DIRECTIONS:
Your answer should be one number: how many lines of the data include the string "Observado"?

※

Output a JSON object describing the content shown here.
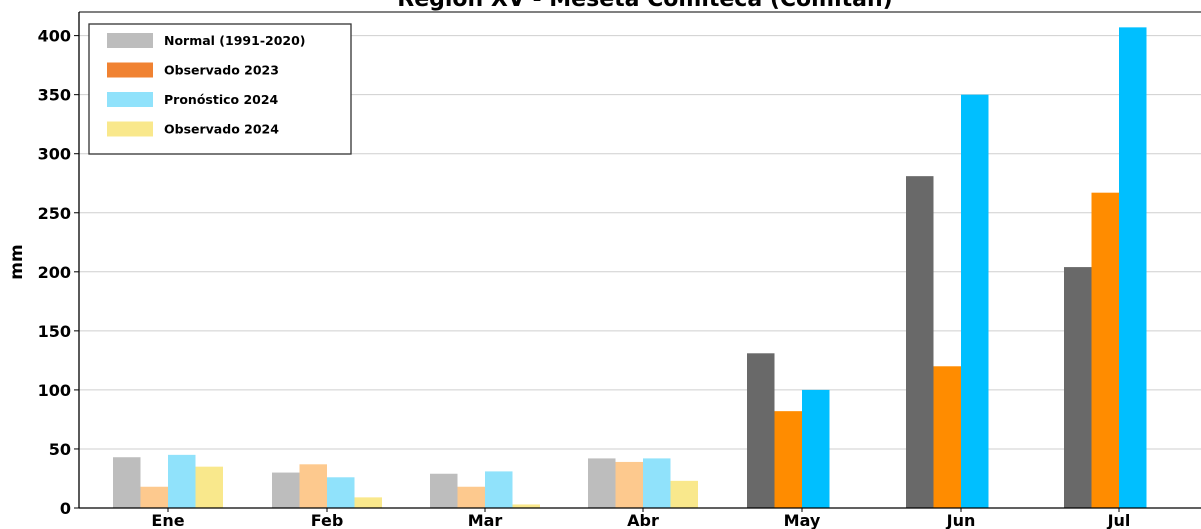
{
  "chart_data": {
    "type": "bar",
    "title": "Región XV - Meseta Comiteca (Comitán)",
    "ylabel": "mm",
    "xlabel": "",
    "ylim": [
      0,
      420
    ],
    "yticks": [
      0,
      50,
      100,
      150,
      200,
      250,
      300,
      350,
      400
    ],
    "grid": "horizontal",
    "legend_position": "top-left",
    "categories": [
      "Ene",
      "Feb",
      "Mar",
      "Abr",
      "May",
      "Jun",
      "Jul"
    ],
    "series": [
      {
        "name": "Normal (1991-2020)",
        "color": "#696969",
        "faded_color": "#bdbdbd",
        "values": [
          43,
          30,
          29,
          42,
          131,
          281,
          204
        ]
      },
      {
        "name": "Observado 2023",
        "color": "#ff8c00",
        "faded_color": "#fdc98e",
        "values": [
          18,
          37,
          18,
          39,
          82,
          120,
          267
        ]
      },
      {
        "name": "Pronóstico 2024",
        "color": "#00bfff",
        "faded_color": "#90e2fb",
        "values": [
          45,
          26,
          31,
          42,
          100,
          350,
          407
        ]
      },
      {
        "name": "Observado 2024",
        "color": "#f5e06a",
        "faded_color": "#f9e88c",
        "values": [
          35,
          9,
          3,
          23,
          null,
          null,
          null
        ]
      }
    ],
    "faded_months": [
      "Ene",
      "Feb",
      "Mar",
      "Abr"
    ]
  }
}
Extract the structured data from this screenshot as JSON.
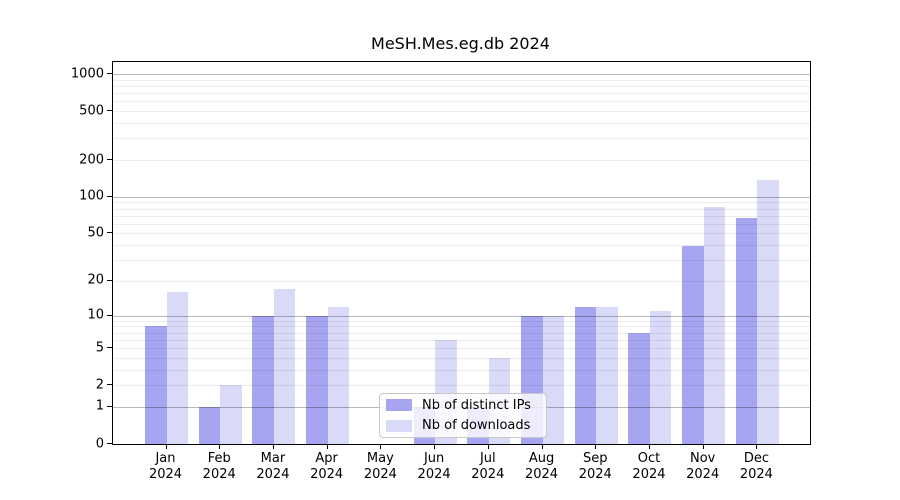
{
  "chart_data": {
    "type": "bar",
    "title": "MeSH.Mes.eg.db 2024",
    "categories": [
      "Jan",
      "Feb",
      "Mar",
      "Apr",
      "May",
      "Jun",
      "Jul",
      "Aug",
      "Sep",
      "Oct",
      "Nov",
      "Dec"
    ],
    "x_year_label": "2024",
    "series": [
      {
        "name": "Nb of distinct IPs",
        "color": "#a5a5f2",
        "values": [
          8,
          1,
          10,
          10,
          0,
          1,
          1,
          10,
          12,
          7,
          39,
          67
        ]
      },
      {
        "name": "Nb of downloads",
        "color": "#d9d9f8",
        "values": [
          16,
          2,
          17,
          12,
          0,
          6,
          4,
          10,
          12,
          11,
          82,
          137
        ]
      }
    ],
    "y_ticks": [
      0,
      1,
      2,
      5,
      10,
      20,
      50,
      100,
      200,
      500,
      1000
    ],
    "y_scale": "log10(1+value)",
    "ylim": [
      0,
      1250
    ],
    "grid": "both, drawn over bars; major lines at powers of 10",
    "legend_position": "inside, lower center"
  }
}
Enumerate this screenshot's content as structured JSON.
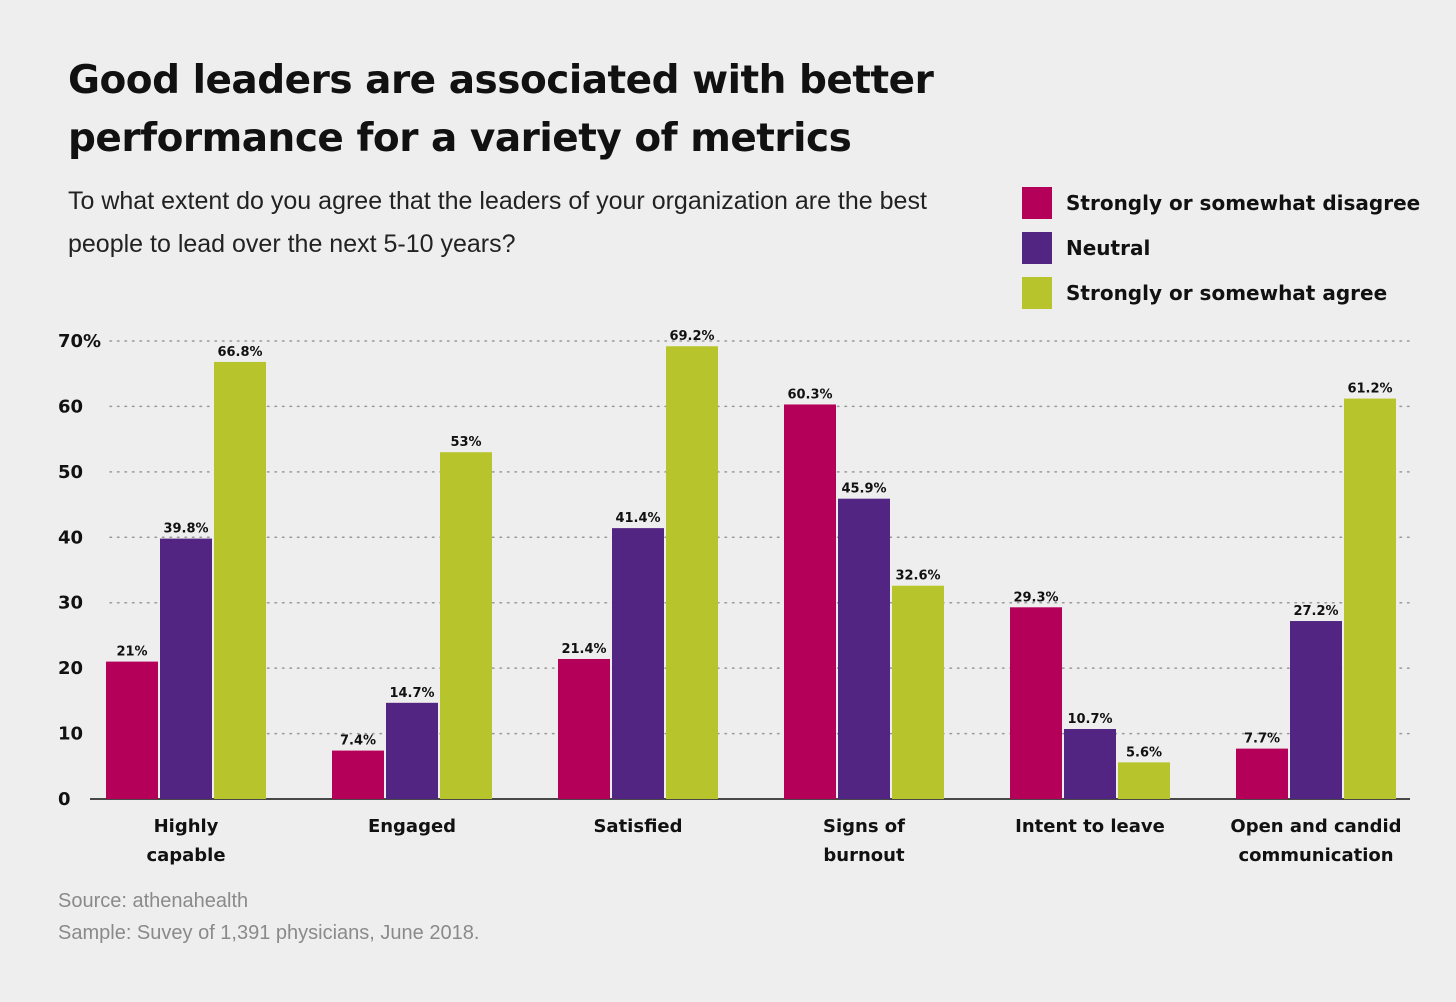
{
  "chart_data": {
    "type": "bar",
    "title": "Good leaders are associated with better performance for a variety of metrics",
    "subtitle": "To what extent do you agree that the leaders of your organization are the best people to lead over the  next 5-10 years?",
    "categories": [
      [
        "Highly",
        "capable"
      ],
      [
        "Engaged"
      ],
      [
        "Satisfied"
      ],
      [
        "Signs of",
        "burnout"
      ],
      [
        "Intent to leave"
      ],
      [
        "Open and candid",
        "communication"
      ]
    ],
    "series": [
      {
        "name": "Strongly or somewhat disagree",
        "color": "#b5005a",
        "values": [
          21,
          7.4,
          21.4,
          60.3,
          29.3,
          7.7
        ],
        "labels": [
          "21%",
          "7.4%",
          "21.4%",
          "60.3%",
          "29.3%",
          "7.7%"
        ]
      },
      {
        "name": "Neutral",
        "color": "#522583",
        "values": [
          39.8,
          14.7,
          41.4,
          45.9,
          10.7,
          27.2
        ],
        "labels": [
          "39.8%",
          "14.7%",
          "41.4%",
          "45.9%",
          "10.7%",
          "27.2%"
        ]
      },
      {
        "name": "Strongly or somewhat agree",
        "color": "#b7c42b",
        "values": [
          66.8,
          53,
          69.2,
          32.6,
          5.6,
          61.2
        ],
        "labels": [
          "66.8%",
          "53%",
          "69.2%",
          "32.6%",
          "5.6%",
          "61.2%"
        ]
      }
    ],
    "yticks": [
      "0",
      "10",
      "20",
      "30",
      "40",
      "50",
      "60",
      "70%"
    ],
    "ylim": [
      0,
      70
    ],
    "grid": true,
    "legend": "top-right",
    "xlabel": "",
    "ylabel": ""
  },
  "footer": {
    "source": "Source: athenahealth",
    "sample": "Sample: Suvey of 1,391 physicians, June 2018."
  }
}
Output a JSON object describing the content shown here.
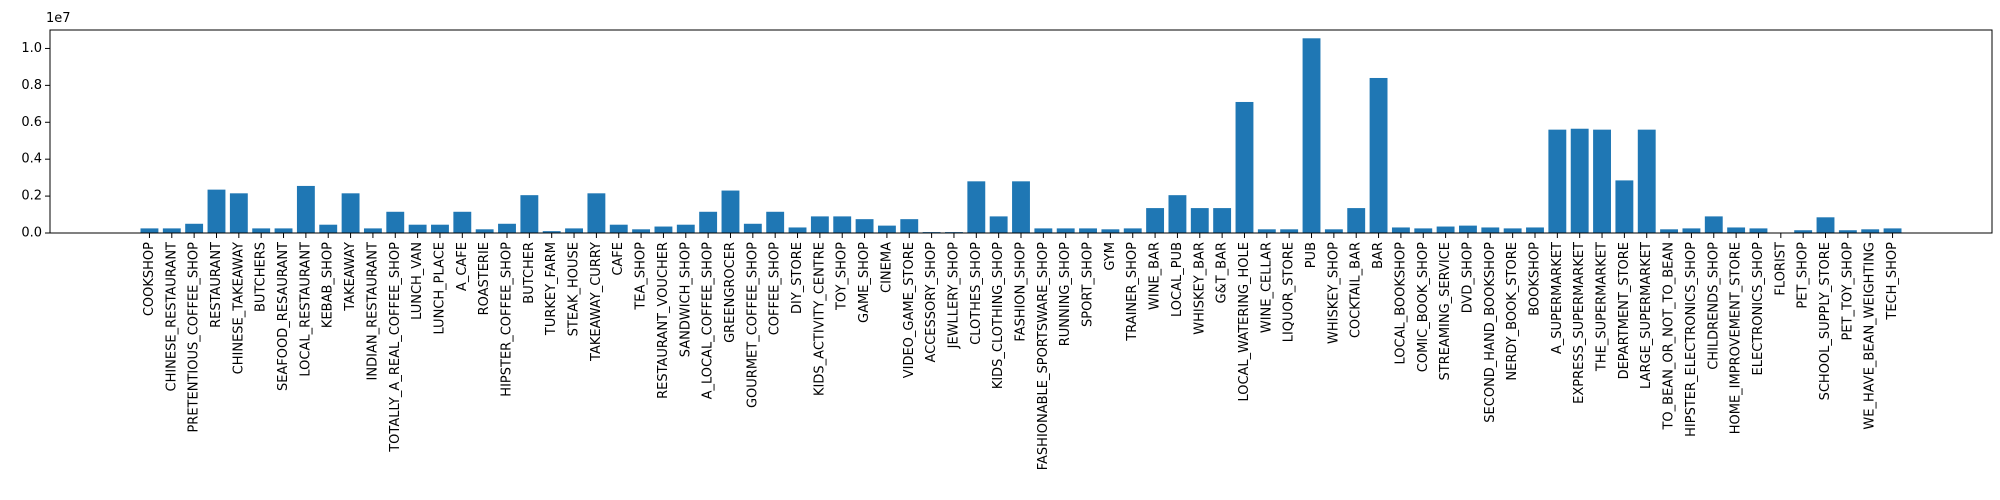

※

SOLUTION FOR THIS PROBLEM:
2